WORK TO BE COMPLETED:
Look through the entries below and count the lines with the word "tẽps" in them; give only the number.

· · · ·

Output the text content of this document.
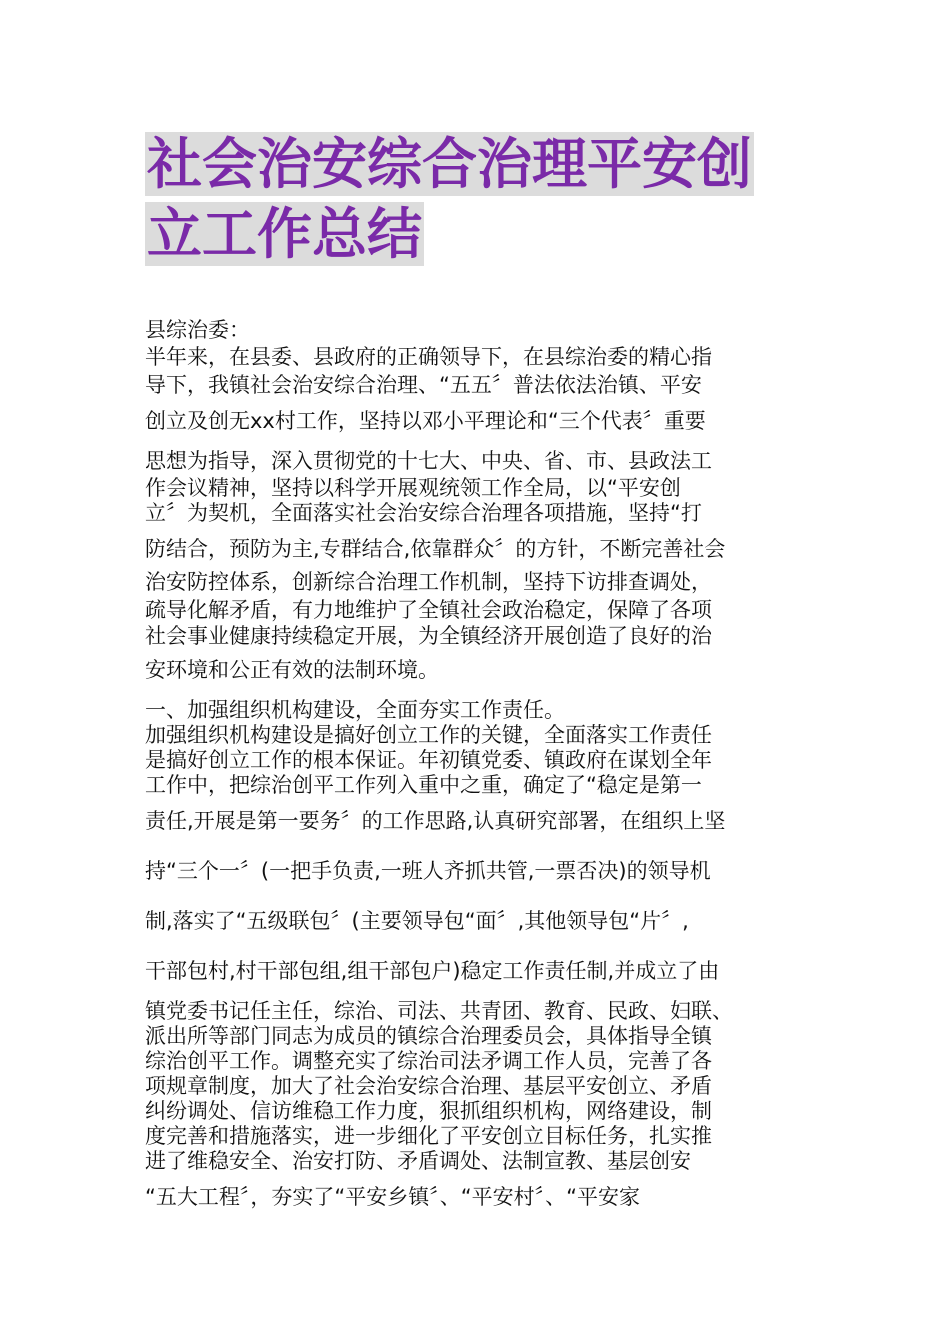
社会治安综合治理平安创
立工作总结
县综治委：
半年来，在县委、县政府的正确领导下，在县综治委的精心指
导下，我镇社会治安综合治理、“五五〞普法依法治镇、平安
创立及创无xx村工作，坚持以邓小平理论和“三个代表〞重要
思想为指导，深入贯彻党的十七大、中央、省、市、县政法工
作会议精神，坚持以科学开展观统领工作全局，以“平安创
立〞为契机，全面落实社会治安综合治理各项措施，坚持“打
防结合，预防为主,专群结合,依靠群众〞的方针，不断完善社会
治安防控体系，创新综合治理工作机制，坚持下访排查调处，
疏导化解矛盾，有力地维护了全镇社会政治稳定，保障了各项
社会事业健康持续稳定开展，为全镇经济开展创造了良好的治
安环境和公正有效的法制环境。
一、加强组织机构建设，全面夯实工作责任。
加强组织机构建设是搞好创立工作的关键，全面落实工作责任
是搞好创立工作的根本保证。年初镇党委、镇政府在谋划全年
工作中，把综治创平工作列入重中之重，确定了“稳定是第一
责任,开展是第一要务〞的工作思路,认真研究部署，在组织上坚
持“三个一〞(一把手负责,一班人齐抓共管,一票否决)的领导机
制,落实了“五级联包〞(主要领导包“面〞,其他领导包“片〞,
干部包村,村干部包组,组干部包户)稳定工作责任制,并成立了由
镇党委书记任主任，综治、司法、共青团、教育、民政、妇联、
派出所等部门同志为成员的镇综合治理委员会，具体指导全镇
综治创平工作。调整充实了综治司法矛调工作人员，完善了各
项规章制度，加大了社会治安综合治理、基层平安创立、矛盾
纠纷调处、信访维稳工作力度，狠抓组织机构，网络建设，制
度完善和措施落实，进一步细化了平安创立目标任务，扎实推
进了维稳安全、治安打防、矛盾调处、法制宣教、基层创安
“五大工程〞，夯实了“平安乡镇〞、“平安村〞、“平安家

· · · ·

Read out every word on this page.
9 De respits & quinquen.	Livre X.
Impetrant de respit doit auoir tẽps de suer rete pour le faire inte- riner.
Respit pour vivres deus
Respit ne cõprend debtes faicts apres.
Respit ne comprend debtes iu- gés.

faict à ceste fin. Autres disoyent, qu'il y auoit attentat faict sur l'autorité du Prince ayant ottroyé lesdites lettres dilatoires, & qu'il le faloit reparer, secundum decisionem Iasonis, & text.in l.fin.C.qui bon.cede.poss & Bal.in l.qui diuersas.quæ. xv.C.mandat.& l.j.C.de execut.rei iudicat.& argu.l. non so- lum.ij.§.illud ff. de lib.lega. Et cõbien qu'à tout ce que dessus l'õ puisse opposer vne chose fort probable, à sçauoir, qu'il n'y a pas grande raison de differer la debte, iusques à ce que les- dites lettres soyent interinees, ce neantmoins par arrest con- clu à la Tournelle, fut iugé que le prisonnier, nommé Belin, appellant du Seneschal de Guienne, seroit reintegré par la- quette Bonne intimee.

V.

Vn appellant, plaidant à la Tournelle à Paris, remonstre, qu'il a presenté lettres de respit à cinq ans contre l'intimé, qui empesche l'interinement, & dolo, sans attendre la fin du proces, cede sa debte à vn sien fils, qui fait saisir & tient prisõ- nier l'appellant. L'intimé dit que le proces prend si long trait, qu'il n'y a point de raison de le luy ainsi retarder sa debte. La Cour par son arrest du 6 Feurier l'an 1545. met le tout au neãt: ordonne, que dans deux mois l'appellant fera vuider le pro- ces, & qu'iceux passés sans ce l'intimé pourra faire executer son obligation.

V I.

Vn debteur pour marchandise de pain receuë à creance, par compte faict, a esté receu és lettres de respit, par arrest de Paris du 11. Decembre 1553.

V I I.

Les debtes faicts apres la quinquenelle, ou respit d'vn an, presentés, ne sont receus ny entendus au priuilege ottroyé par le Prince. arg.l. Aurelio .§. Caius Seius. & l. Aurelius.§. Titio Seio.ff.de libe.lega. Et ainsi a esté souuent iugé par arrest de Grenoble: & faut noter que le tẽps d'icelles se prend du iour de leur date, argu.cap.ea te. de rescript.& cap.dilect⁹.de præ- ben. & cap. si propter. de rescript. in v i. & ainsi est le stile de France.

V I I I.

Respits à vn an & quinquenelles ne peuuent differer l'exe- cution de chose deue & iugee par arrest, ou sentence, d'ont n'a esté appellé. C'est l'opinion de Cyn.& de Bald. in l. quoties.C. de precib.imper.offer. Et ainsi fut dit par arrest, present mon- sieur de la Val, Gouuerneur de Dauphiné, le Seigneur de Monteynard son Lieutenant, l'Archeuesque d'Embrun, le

· · · ·

FULL RESPONSE:
2